*What the task asks:*
Reproduce all the lines below exactly and omit the images.

*Record excerpts:*
+===+

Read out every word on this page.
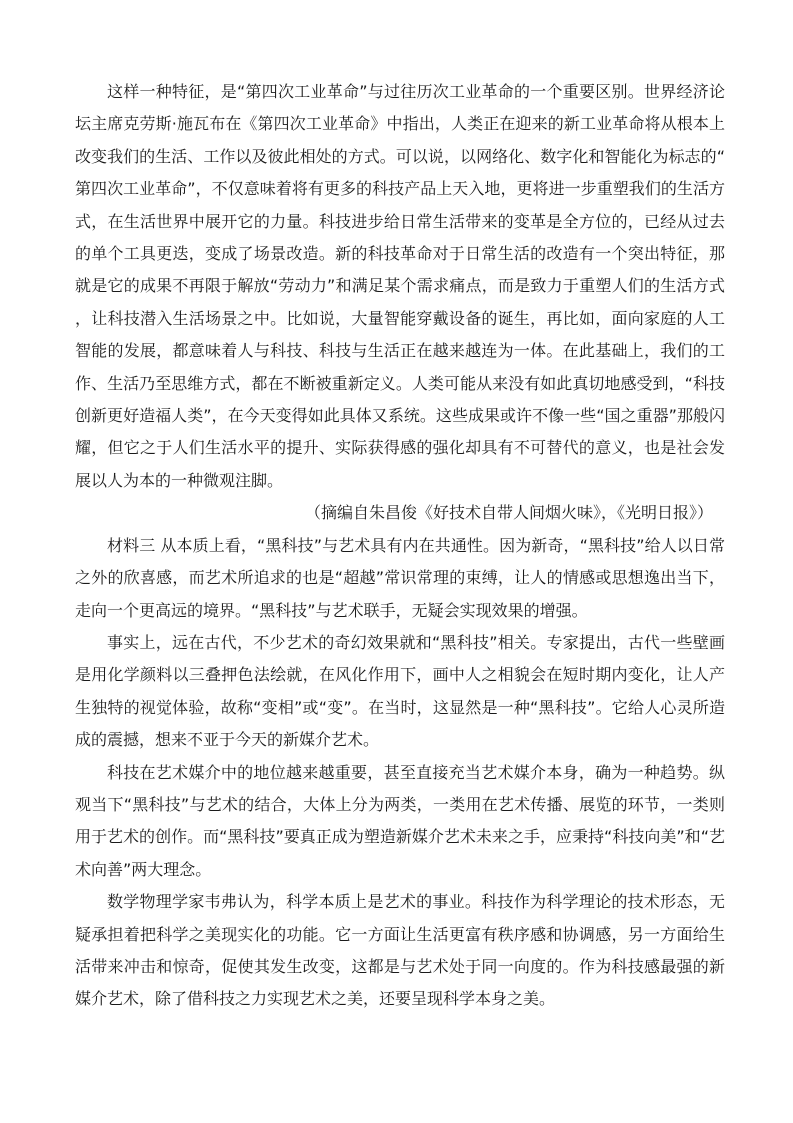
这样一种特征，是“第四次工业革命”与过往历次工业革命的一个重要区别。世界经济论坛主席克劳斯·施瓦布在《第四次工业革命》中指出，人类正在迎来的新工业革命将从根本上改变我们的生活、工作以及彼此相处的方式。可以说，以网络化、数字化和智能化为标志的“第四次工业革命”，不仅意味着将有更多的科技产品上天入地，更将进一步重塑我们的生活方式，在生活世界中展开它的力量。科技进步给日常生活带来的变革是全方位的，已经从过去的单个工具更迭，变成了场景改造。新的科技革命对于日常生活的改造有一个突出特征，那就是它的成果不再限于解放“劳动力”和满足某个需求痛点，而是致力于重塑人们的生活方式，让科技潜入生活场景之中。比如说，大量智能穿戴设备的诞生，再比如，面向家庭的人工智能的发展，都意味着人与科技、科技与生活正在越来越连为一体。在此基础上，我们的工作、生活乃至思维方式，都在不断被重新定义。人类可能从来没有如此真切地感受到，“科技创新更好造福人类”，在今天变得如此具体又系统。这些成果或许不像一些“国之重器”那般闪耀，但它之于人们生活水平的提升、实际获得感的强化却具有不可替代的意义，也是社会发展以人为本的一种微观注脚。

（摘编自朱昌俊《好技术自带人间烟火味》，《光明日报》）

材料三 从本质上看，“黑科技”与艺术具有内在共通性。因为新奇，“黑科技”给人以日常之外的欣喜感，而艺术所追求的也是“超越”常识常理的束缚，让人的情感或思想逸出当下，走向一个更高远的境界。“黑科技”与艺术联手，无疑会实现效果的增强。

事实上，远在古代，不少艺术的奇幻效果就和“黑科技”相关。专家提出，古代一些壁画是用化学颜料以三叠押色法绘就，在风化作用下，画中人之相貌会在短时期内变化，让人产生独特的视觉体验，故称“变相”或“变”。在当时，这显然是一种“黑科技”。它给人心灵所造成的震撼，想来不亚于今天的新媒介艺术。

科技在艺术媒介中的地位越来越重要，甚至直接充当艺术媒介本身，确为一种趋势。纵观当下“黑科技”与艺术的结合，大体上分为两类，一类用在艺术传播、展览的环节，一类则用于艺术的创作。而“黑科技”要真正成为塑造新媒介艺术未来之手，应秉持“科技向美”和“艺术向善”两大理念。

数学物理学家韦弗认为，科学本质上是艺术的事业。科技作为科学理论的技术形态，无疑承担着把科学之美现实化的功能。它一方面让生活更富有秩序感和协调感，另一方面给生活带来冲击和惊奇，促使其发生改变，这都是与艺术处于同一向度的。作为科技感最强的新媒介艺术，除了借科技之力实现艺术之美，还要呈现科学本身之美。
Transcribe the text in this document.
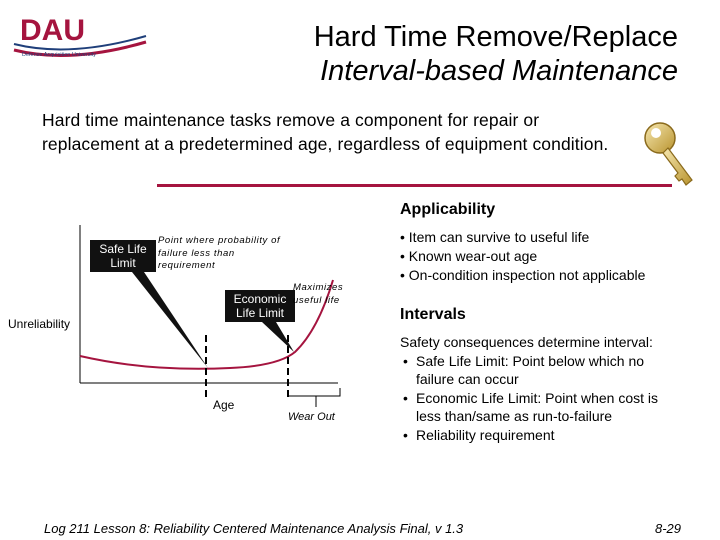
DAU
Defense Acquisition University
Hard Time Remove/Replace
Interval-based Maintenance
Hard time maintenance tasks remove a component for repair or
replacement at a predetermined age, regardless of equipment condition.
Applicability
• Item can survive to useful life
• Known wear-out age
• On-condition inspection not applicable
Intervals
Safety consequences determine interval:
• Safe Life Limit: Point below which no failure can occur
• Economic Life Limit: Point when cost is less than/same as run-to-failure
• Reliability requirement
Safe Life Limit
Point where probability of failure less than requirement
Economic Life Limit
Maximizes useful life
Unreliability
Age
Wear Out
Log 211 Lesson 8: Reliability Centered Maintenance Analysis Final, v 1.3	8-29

+===+

*Response to this task:*
Read out every word on this page.
这样一种特征，是“第四次工业革命”与过往历次工业革命的一个重要区别。世界经济论坛主席克劳斯·施瓦布在《第四次工业革命》中指出，人类正在迎来的新工业革命将从根本上改变我们的生活、工作以及彼此相处的方式。可以说，以网络化、数字化和智能化为标志的“第四次工业革命”，不仅意味着将有更多的科技产品上天入地，更将进一步重塑我们的生活方式，在生活世界中展开它的力量。科技进步给日常生活带来的变革是全方位的，已经从过去的单个工具更迭，变成了场景改造。新的科技革命对于日常生活的改造有一个突出特征，那就是它的成果不再限于解放“劳动力”和满足某个需求痛点，而是致力于重塑人们的生活方式，让科技潜入生活场景之中。比如说，大量智能穿戴设备的诞生，再比如，面向家庭的人工智能的发展，都意味着人与科技、科技与生活正在越来越连为一体。在此基础上，我们的工作、生活乃至思维方式，都在不断被重新定义。人类可能从来没有如此真切地感受到，“科技创新更好造福人类”，在今天变得如此具体又系统。这些成果或许不像一些“国之重器”那般闪耀，但它之于人们生活水平的提升、实际获得感的强化却具有不可替代的意义，也是社会发展以人为本的一种微观注脚。

（摘编自朱昌俊《好技术自带人间烟火味》，《光明日报》）

材料三 从本质上看，“黑科技”与艺术具有内在共通性。因为新奇，“黑科技”给人以日常之外的欣喜感，而艺术所追求的也是“超越”常识常理的束缚，让人的情感或思想逸出当下，走向一个更高远的境界。“黑科技”与艺术联手，无疑会实现效果的增强。

事实上，远在古代，不少艺术的奇幻效果就和“黑科技”相关。专家提出，古代一些壁画是用化学颜料以三叠押色法绘就，在风化作用下，画中人之相貌会在短时期内变化，让人产生独特的视觉体验，故称“变相”或“变”。在当时，这显然是一种“黑科技”。它给人心灵所造成的震撼，想来不亚于今天的新媒介艺术。

科技在艺术媒介中的地位越来越重要，甚至直接充当艺术媒介本身，确为一种趋势。纵观当下“黑科技”与艺术的结合，大体上分为两类，一类用在艺术传播、展览的环节，一类则用于艺术的创作。而“黑科技”要真正成为塑造新媒介艺术未来之手，应秉持“科技向美”和“艺术向善”两大理念。

数学物理学家韦弗认为，科学本质上是艺术的事业。科技作为科学理论的技术形态，无疑承担着把科学之美现实化的功能。它一方面让生活更富有秩序感和协调感，另一方面给生活带来冲击和惊奇，促使其发生改变，这都是与艺术处于同一向度的。作为科技感最强的新媒介艺术，除了借科技之力实现艺术之美，还要呈现科学本身之美。
Transcribe the text in this document.
DAU
Defense Acquisition University
Hard Time Remove/Replace
Interval-based Maintenance
Hard time maintenance tasks remove a component for repair or
replacement at a predetermined age, regardless of equipment condition.
Applicability
• Item can survive to useful life
• Known wear-out age
• On-condition inspection not applicable
Intervals
Safety consequences determine interval:
• Safe Life Limit: Point below which no failure can occur
• Economic Life Limit: Point when cost is less than/same as run-to-failure
• Reliability requirement
Safe Life Limit
Point where probability of failure less than requirement
Economic Life Limit
Maximizes useful life
Unreliability
Age
Wear Out
Log 211 Lesson 8: Reliability Centered Maintenance Analysis Final, v 1.3	8-29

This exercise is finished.